[Part of a data file]
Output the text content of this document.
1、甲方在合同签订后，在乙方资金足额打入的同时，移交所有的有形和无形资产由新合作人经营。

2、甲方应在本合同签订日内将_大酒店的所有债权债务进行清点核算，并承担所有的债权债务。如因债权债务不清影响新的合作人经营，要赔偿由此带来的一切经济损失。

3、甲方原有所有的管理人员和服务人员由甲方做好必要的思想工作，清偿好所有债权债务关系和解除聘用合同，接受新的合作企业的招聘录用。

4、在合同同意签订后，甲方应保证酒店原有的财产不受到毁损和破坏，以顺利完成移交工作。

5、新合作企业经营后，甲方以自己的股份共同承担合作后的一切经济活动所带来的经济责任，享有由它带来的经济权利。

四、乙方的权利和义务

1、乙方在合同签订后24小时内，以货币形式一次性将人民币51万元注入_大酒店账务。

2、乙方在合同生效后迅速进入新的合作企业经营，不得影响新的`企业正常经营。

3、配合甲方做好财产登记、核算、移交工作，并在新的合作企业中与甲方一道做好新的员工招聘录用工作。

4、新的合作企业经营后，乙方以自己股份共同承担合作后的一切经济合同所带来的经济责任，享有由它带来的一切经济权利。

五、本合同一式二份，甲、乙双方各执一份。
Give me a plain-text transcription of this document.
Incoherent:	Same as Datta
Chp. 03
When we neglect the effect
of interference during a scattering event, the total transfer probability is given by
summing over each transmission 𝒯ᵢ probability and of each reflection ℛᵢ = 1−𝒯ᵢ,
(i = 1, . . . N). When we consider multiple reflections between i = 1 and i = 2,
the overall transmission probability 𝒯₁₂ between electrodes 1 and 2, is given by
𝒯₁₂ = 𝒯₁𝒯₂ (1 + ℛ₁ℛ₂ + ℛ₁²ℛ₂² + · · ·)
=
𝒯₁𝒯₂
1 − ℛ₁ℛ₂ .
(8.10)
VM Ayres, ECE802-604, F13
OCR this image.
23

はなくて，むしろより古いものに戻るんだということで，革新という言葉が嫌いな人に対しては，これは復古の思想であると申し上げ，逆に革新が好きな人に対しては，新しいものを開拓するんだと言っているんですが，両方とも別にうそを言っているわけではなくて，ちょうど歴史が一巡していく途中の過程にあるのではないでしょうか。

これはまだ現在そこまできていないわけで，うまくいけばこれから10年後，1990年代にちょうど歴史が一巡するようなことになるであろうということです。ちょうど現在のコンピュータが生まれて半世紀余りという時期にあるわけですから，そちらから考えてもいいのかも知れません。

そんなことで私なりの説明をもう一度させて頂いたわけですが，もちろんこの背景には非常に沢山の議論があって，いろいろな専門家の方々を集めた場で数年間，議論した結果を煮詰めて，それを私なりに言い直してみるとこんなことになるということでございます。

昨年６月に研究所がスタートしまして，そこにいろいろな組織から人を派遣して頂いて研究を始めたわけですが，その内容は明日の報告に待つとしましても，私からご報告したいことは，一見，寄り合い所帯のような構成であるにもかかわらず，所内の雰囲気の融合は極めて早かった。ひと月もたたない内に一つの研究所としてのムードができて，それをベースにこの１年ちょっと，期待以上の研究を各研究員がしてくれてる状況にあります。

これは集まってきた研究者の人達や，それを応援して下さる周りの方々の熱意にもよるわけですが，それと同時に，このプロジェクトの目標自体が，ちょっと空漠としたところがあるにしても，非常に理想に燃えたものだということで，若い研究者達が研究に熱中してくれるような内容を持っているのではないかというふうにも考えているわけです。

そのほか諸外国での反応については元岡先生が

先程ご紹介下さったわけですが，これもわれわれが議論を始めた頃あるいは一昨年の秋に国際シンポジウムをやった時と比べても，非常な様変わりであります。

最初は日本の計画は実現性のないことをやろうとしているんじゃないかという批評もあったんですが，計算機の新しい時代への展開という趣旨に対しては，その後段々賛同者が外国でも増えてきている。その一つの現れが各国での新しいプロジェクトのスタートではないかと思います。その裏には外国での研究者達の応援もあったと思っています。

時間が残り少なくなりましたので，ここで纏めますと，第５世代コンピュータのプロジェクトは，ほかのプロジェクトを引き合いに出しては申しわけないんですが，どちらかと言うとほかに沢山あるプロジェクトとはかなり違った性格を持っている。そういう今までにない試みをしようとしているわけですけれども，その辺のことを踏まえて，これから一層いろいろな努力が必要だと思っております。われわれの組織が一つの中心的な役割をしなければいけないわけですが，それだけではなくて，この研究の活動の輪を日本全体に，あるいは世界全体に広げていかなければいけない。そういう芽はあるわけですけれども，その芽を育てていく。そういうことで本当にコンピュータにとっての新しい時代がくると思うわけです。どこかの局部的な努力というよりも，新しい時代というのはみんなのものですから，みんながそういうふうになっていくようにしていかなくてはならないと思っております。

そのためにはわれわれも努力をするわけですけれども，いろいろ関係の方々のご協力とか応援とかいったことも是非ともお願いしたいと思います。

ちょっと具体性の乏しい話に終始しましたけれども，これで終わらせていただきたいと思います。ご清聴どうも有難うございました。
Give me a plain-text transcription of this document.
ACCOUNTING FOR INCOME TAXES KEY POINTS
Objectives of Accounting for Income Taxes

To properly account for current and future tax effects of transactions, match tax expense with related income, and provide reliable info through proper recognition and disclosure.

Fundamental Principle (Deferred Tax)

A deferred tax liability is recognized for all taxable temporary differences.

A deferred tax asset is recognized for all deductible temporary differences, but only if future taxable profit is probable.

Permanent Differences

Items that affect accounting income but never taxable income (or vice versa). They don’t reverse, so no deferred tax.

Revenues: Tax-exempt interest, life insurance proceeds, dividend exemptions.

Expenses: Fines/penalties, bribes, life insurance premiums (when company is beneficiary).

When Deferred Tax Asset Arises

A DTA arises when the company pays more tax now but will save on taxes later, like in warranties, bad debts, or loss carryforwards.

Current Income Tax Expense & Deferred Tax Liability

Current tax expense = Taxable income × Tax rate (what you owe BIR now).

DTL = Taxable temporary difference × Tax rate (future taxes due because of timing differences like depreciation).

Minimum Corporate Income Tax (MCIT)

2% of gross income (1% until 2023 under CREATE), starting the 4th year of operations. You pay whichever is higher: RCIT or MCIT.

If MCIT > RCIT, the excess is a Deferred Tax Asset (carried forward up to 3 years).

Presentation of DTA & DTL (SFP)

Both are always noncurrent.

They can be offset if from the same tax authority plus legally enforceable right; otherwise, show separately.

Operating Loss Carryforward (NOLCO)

**SET EXERCISE**
Each line that holds the word "between" is to be copied.

**COMPLETED TASK**
(i = 1, . . . N). When we consider multiple reflections between i = 1 and i = 2,
the overall transmission probability 𝒯₁₂ between electrodes 1 and 2, is given by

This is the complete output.